— THE EXERCISE —
Please return the full listing below without altering anything.

— DATA EXTRACT —

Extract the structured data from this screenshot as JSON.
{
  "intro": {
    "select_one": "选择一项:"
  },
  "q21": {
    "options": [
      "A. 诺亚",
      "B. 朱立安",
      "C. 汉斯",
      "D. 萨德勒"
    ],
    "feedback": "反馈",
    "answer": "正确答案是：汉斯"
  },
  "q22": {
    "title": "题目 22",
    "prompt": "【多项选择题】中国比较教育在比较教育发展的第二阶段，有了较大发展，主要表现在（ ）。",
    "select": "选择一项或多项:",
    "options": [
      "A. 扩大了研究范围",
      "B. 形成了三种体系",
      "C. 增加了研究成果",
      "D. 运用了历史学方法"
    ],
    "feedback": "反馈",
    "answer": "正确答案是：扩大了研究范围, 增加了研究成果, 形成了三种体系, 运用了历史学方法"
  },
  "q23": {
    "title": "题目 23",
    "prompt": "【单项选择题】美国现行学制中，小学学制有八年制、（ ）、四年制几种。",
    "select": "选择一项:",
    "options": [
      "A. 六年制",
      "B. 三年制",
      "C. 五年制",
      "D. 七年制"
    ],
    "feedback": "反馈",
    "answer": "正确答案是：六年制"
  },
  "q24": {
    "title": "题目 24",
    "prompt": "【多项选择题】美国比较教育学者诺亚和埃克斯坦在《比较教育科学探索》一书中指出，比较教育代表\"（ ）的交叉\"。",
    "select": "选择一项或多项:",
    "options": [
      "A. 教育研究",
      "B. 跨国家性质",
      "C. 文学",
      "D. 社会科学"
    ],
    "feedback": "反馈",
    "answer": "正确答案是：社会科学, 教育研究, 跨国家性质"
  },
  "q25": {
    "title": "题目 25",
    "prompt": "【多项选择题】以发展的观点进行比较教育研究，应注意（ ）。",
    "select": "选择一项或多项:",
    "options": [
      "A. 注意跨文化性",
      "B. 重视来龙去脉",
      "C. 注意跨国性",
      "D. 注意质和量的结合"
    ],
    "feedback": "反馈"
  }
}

— ANSWER TO THIS PROBLEM —
Extract the structured data from this screenshot as JSON.
{
  "intro": {
    "select_one": "选择一项:"
  },
  "q21": {
    "options": [
      "A. 诺亚",
      "B. 朱立安",
      "C. 汉斯",
      "D. 萨德勒"
    ],
    "feedback": "反馈",
    "answer": "正确答案是：汉斯"
  },
  "q22": {
    "title": "题目 22",
    "prompt": "【多项选择题】中国比较教育在比较教育发展的第二阶段，有了较大发展，主要表现在（ ）。",
    "select": "选择一项或多项:",
    "options": [
      "A. 扩大了研究范围",
      "B. 形成了三种体系",
      "C. 增加了研究成果",
      "D. 运用了历史学方法"
    ],
    "feedback": "反馈",
    "answer": "正确答案是：扩大了研究范围, 增加了研究成果, 形成了三种体系, 运用了历史学方法"
  },
  "q23": {
    "title": "题目 23",
    "prompt": "【单项选择题】美国现行学制中，小学学制有八年制、（ ）、四年制几种。",
    "select": "选择一项:",
    "options": [
      "A. 六年制",
      "B. 三年制",
      "C. 五年制",
      "D. 七年制"
    ],
    "feedback": "反馈",
    "answer": "正确答案是：六年制"
  },
  "q24": {
    "title": "题目 24",
    "prompt": "【多项选择题】美国比较教育学者诺亚和埃克斯坦在《比较教育科学探索》一书中指出，比较教育代表\"（ ）的交叉\"。",
    "select": "选择一项或多项:",
    "options": [
      "A. 教育研究",
      "B. 跨国家性质",
      "C. 文学",
      "D. 社会科学"
    ],
    "feedback": "反馈",
    "answer": "正确答案是：社会科学, 教育研究, 跨国家性质"
  },
  "q25": {
    "title": "题目 25",
    "prompt": "【多项选择题】以发展的观点进行比较教育研究，应注意（ ）。",
    "select": "选择一项或多项:",
    "options": [
      "A. 注意跨文化性",
      "B. 重视来龙去脉",
      "C. 注意跨国性",
      "D. 注意质和量的结合"
    ],
    "feedback": "反馈"
  }
}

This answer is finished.